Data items

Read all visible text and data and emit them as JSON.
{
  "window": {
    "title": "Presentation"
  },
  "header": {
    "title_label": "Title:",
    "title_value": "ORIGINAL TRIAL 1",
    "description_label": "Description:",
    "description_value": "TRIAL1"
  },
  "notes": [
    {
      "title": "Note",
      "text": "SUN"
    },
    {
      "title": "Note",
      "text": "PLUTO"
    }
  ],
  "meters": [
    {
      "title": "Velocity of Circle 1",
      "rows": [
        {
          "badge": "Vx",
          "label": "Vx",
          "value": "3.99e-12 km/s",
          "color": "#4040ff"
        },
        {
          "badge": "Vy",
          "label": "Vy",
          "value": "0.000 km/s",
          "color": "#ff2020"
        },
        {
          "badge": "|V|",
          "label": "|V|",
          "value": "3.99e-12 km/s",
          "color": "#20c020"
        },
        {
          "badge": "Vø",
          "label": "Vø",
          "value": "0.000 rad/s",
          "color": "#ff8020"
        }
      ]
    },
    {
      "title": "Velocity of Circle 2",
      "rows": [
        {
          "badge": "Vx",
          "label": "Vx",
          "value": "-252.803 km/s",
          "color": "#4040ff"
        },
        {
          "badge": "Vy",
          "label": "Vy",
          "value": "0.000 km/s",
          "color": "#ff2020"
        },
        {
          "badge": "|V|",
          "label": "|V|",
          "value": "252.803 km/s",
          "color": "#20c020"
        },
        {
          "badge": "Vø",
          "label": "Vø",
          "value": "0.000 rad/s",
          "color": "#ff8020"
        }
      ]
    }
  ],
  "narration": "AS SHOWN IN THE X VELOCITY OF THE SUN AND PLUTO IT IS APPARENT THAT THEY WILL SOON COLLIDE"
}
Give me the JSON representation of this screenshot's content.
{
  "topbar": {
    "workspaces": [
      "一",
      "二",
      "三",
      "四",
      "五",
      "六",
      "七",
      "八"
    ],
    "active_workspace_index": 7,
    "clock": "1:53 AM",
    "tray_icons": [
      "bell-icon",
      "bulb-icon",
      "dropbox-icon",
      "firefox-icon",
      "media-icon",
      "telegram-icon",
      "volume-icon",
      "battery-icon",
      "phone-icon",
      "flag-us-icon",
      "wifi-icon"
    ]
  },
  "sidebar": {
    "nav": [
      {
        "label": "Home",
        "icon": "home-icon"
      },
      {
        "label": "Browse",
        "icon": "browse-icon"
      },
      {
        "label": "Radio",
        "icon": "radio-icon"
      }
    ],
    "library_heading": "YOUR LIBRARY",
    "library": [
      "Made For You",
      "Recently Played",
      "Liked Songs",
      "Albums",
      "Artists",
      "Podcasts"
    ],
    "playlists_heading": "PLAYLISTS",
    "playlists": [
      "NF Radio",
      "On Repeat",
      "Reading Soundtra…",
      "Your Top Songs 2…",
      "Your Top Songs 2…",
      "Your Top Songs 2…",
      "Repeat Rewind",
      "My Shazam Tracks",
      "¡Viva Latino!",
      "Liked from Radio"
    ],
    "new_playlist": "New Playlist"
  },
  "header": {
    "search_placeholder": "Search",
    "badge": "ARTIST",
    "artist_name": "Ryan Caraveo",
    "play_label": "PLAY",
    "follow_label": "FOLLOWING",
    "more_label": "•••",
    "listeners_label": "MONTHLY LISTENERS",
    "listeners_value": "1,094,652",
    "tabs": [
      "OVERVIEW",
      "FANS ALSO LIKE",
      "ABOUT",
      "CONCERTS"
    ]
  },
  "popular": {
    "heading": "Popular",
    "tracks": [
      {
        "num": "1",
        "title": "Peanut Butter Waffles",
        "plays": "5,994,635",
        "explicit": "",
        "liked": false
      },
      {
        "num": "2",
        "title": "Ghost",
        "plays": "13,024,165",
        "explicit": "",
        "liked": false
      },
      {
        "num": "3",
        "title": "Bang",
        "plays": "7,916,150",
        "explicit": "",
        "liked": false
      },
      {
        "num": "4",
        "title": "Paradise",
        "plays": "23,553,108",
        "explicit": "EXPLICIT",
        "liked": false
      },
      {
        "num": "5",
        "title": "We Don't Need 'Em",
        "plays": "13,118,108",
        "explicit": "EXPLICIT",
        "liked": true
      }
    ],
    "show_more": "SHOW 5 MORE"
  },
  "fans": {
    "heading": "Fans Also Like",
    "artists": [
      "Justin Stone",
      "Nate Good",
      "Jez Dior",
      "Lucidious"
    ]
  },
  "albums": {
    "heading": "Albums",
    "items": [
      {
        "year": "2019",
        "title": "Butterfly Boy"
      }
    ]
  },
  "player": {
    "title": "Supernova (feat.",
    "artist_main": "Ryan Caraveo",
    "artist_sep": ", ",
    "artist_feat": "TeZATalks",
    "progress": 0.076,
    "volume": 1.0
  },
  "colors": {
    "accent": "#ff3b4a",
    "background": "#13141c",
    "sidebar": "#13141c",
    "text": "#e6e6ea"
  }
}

YOUR OBJECTIVE: Repeat all the records. Match each line exactly.

CORRECT RESPONSE:
Read all visible text and data and emit them as JSON.
{
  "window": {
    "title": "Presentation"
  },
  "header": {
    "title_label": "Title:",
    "title_value": "ORIGINAL TRIAL 1",
    "description_label": "Description:",
    "description_value": "TRIAL1"
  },
  "notes": [
    {
      "title": "Note",
      "text": "SUN"
    },
    {
      "title": "Note",
      "text": "PLUTO"
    }
  ],
  "meters": [
    {
      "title": "Velocity of Circle 1",
      "rows": [
        {
          "badge": "Vx",
          "label": "Vx",
          "value": "3.99e-12 km/s",
          "color": "#4040ff"
        },
        {
          "badge": "Vy",
          "label": "Vy",
          "value": "0.000 km/s",
          "color": "#ff2020"
        },
        {
          "badge": "|V|",
          "label": "|V|",
          "value": "3.99e-12 km/s",
          "color": "#20c020"
        },
        {
          "badge": "Vø",
          "label": "Vø",
          "value": "0.000 rad/s",
          "color": "#ff8020"
        }
      ]
    },
    {
      "title": "Velocity of Circle 2",
      "rows": [
        {
          "badge": "Vx",
          "label": "Vx",
          "value": "-252.803 km/s",
          "color": "#4040ff"
        },
        {
          "badge": "Vy",
          "label": "Vy",
          "value": "0.000 km/s",
          "color": "#ff2020"
        },
        {
          "badge": "|V|",
          "label": "|V|",
          "value": "252.803 km/s",
          "color": "#20c020"
        },
        {
          "badge": "Vø",
          "label": "Vø",
          "value": "0.000 rad/s",
          "color": "#ff8020"
        }
      ]
    }
  ],
  "narration": "AS SHOWN IN THE X VELOCITY OF THE SUN AND PLUTO IT IS APPARENT THAT THEY WILL SOON COLLIDE"
}
Give me the JSON representation of this screenshot's content.
{
  "topbar": {
    "workspaces": [
      "一",
      "二",
      "三",
      "四",
      "五",
      "六",
      "七",
      "八"
    ],
    "active_workspace_index": 7,
    "clock": "1:53 AM",
    "tray_icons": [
      "bell-icon",
      "bulb-icon",
      "dropbox-icon",
      "firefox-icon",
      "media-icon",
      "telegram-icon",
      "volume-icon",
      "battery-icon",
      "phone-icon",
      "flag-us-icon",
      "wifi-icon"
    ]
  },
  "sidebar": {
    "nav": [
      {
        "label": "Home",
        "icon": "home-icon"
      },
      {
        "label": "Browse",
        "icon": "browse-icon"
      },
      {
        "label": "Radio",
        "icon": "radio-icon"
      }
    ],
    "library_heading": "YOUR LIBRARY",
    "library": [
      "Made For You",
      "Recently Played",
      "Liked Songs",
      "Albums",
      "Artists",
      "Podcasts"
    ],
    "playlists_heading": "PLAYLISTS",
    "playlists": [
      "NF Radio",
      "On Repeat",
      "Reading Soundtra…",
      "Your Top Songs 2…",
      "Your Top Songs 2…",
      "Your Top Songs 2…",
      "Repeat Rewind",
      "My Shazam Tracks",
      "¡Viva Latino!",
      "Liked from Radio"
    ],
    "new_playlist": "New Playlist"
  },
  "header": {
    "search_placeholder": "Search",
    "badge": "ARTIST",
    "artist_name": "Ryan Caraveo",
    "play_label": "PLAY",
    "follow_label": "FOLLOWING",
    "more_label": "•••",
    "listeners_label": "MONTHLY LISTENERS",
    "listeners_value": "1,094,652",
    "tabs": [
      "OVERVIEW",
      "FANS ALSO LIKE",
      "ABOUT",
      "CONCERTS"
    ]
  },
  "popular": {
    "heading": "Popular",
    "tracks": [
      {
        "num": "1",
        "title": "Peanut Butter Waffles",
        "plays": "5,994,635",
        "explicit": "",
        "liked": false
      },
      {
        "num": "2",
        "title": "Ghost",
        "plays": "13,024,165",
        "explicit": "",
        "liked": false
      },
      {
        "num": "3",
        "title": "Bang",
        "plays": "7,916,150",
        "explicit": "",
        "liked": false
      },
      {
        "num": "4",
        "title": "Paradise",
        "plays": "23,553,108",
        "explicit": "EXPLICIT",
        "liked": false
      },
      {
        "num": "5",
        "title": "We Don't Need 'Em",
        "plays": "13,118,108",
        "explicit": "EXPLICIT",
        "liked": true
      }
    ],
    "show_more": "SHOW 5 MORE"
  },
  "fans": {
    "heading": "Fans Also Like",
    "artists": [
      "Justin Stone",
      "Nate Good",
      "Jez Dior",
      "Lucidious"
    ]
  },
  "albums": {
    "heading": "Albums",
    "items": [
      {
        "year": "2019",
        "title": "Butterfly Boy"
      }
    ]
  },
  "player": {
    "title": "Supernova (feat.",
    "artist_main": "Ryan Caraveo",
    "artist_sep": ", ",
    "artist_feat": "TeZATalks",
    "progress": 0.076,
    "volume": 1.0
  },
  "colors": {
    "accent": "#ff3b4a",
    "background": "#13141c",
    "sidebar": "#13141c",
    "text": "#e6e6ea"
  }
}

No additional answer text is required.